### DATA FOR THIS TASK:

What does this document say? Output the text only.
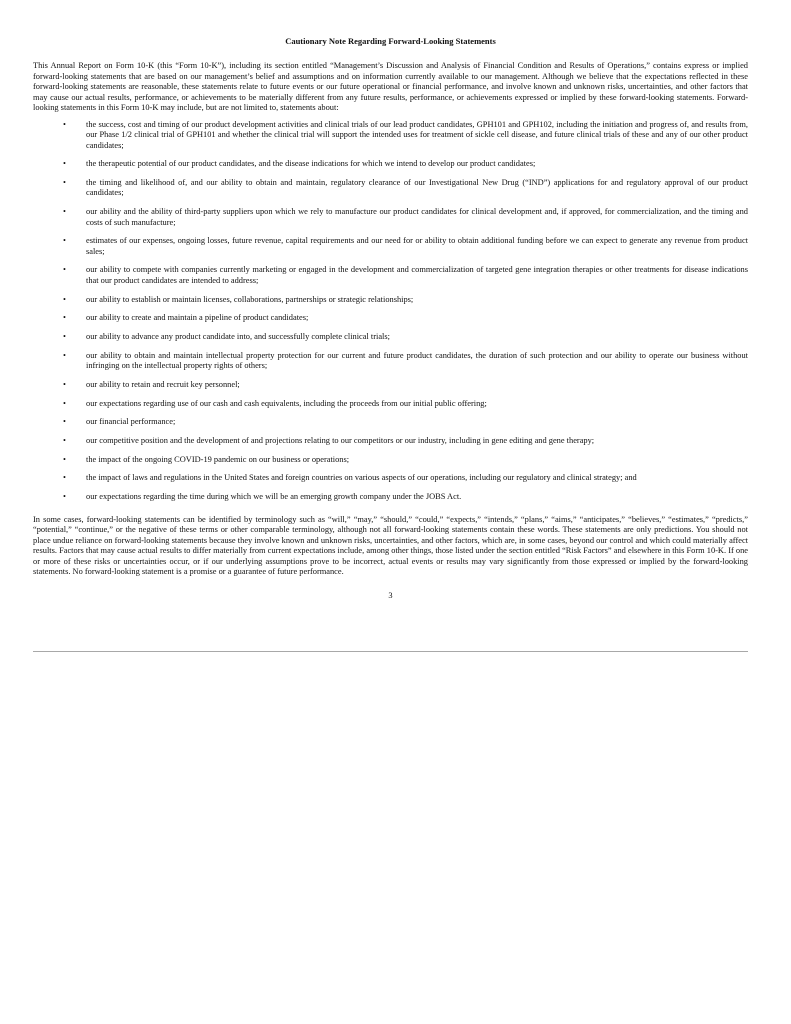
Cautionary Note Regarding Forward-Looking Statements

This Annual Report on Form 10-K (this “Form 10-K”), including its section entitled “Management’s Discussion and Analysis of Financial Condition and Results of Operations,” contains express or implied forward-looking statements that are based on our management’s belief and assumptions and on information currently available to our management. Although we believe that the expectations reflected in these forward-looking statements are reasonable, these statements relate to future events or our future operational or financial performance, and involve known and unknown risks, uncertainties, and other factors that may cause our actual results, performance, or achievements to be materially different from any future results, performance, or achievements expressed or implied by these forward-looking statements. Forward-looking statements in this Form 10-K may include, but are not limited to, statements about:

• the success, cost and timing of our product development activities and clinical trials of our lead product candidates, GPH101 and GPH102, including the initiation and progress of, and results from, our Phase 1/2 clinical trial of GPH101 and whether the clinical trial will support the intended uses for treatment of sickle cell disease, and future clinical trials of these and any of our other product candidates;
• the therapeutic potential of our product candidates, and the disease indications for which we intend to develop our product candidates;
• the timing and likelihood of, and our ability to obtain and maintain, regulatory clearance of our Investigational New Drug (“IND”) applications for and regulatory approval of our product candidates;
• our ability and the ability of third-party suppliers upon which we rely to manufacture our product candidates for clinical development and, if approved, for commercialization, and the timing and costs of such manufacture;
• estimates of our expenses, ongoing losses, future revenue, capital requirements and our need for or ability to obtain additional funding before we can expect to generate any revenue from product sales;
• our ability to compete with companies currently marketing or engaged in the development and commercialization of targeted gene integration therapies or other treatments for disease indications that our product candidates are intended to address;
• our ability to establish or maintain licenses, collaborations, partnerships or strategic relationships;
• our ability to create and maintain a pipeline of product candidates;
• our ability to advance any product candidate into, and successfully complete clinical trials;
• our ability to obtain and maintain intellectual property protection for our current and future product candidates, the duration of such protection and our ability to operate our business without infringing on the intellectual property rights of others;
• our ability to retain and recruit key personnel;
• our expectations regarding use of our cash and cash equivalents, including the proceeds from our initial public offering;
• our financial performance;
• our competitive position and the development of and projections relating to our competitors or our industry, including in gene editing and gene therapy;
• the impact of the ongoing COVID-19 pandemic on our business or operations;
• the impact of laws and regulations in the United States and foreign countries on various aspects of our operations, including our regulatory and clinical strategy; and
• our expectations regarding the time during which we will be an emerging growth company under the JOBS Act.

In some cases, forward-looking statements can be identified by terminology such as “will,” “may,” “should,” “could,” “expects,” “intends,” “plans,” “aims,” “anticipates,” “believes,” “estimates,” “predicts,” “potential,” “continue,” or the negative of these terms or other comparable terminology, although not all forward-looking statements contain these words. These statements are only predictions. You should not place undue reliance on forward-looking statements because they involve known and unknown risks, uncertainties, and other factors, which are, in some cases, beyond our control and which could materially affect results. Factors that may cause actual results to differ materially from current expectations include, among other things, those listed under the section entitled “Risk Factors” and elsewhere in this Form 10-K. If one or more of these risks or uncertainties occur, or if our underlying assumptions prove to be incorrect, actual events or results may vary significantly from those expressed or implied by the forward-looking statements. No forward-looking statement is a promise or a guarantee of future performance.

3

* * *

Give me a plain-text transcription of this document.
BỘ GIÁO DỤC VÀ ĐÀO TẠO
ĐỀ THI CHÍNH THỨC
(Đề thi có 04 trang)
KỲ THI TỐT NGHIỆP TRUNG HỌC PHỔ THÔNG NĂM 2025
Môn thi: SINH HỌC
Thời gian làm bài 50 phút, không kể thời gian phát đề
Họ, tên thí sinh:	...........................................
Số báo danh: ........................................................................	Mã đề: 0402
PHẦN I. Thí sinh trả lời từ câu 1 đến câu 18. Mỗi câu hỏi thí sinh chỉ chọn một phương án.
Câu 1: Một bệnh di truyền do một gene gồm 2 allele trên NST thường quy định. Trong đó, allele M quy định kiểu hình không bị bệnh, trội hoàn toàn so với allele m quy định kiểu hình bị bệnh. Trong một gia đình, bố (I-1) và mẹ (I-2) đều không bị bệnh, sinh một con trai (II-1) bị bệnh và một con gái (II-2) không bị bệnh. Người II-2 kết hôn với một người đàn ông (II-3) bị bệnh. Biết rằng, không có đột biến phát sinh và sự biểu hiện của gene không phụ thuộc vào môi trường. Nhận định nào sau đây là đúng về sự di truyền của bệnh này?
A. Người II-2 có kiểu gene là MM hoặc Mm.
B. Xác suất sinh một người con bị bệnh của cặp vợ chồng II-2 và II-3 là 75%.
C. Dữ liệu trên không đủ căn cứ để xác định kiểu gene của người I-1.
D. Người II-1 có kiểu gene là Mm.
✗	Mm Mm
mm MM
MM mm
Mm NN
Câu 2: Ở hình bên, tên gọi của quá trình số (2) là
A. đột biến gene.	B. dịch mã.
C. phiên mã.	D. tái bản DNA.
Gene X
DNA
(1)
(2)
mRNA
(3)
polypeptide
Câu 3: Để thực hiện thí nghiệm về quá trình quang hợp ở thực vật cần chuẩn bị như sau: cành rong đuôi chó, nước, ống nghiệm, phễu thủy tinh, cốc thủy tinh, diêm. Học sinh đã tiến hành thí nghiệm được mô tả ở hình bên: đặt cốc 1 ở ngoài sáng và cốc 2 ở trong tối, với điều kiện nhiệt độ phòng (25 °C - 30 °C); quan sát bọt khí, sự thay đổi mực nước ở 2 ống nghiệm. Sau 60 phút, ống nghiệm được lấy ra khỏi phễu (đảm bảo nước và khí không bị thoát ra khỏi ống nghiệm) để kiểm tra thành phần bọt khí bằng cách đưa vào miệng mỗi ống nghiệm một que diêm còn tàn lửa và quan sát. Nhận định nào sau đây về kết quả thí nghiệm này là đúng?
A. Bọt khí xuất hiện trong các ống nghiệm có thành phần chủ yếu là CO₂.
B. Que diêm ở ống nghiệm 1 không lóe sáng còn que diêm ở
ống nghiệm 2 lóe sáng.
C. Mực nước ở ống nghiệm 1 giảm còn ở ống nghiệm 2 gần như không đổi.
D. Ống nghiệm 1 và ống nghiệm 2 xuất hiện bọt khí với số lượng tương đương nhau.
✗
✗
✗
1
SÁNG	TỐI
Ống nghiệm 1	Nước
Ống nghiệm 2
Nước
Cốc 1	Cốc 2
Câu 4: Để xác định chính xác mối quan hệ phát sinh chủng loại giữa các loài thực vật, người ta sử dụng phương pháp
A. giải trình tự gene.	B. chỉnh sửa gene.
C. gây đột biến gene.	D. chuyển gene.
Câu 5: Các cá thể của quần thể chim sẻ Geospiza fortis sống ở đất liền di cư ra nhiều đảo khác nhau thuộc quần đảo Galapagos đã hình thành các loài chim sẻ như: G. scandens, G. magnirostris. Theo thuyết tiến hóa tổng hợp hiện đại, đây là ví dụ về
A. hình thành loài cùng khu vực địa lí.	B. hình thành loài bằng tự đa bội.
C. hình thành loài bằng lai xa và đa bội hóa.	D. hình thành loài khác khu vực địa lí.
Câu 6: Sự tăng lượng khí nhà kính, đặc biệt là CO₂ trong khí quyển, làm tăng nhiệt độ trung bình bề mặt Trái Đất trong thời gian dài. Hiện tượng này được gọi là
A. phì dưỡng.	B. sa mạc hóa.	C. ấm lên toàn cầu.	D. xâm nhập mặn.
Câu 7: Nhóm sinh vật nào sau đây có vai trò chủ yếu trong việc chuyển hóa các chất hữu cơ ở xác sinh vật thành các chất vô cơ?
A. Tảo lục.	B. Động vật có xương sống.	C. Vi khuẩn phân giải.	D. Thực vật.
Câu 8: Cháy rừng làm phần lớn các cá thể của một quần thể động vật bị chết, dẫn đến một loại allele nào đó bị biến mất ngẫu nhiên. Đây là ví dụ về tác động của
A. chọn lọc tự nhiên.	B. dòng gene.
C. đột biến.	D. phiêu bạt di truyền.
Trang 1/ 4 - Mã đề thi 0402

### WHAT THE TASK REQUIRES:
Check each line of the listing above. Copy the ones with the word "phương".

### TASK SOLUTION:
PHẦN I. Thí sinh trả lời từ câu 1 đến câu 18. Mỗi câu hỏi thí sinh chỉ chọn một phương án.
Câu 4: Để xác định chính xác mối quan hệ phát sinh chủng loại giữa các loài thực vật, người ta sử dụng phương pháp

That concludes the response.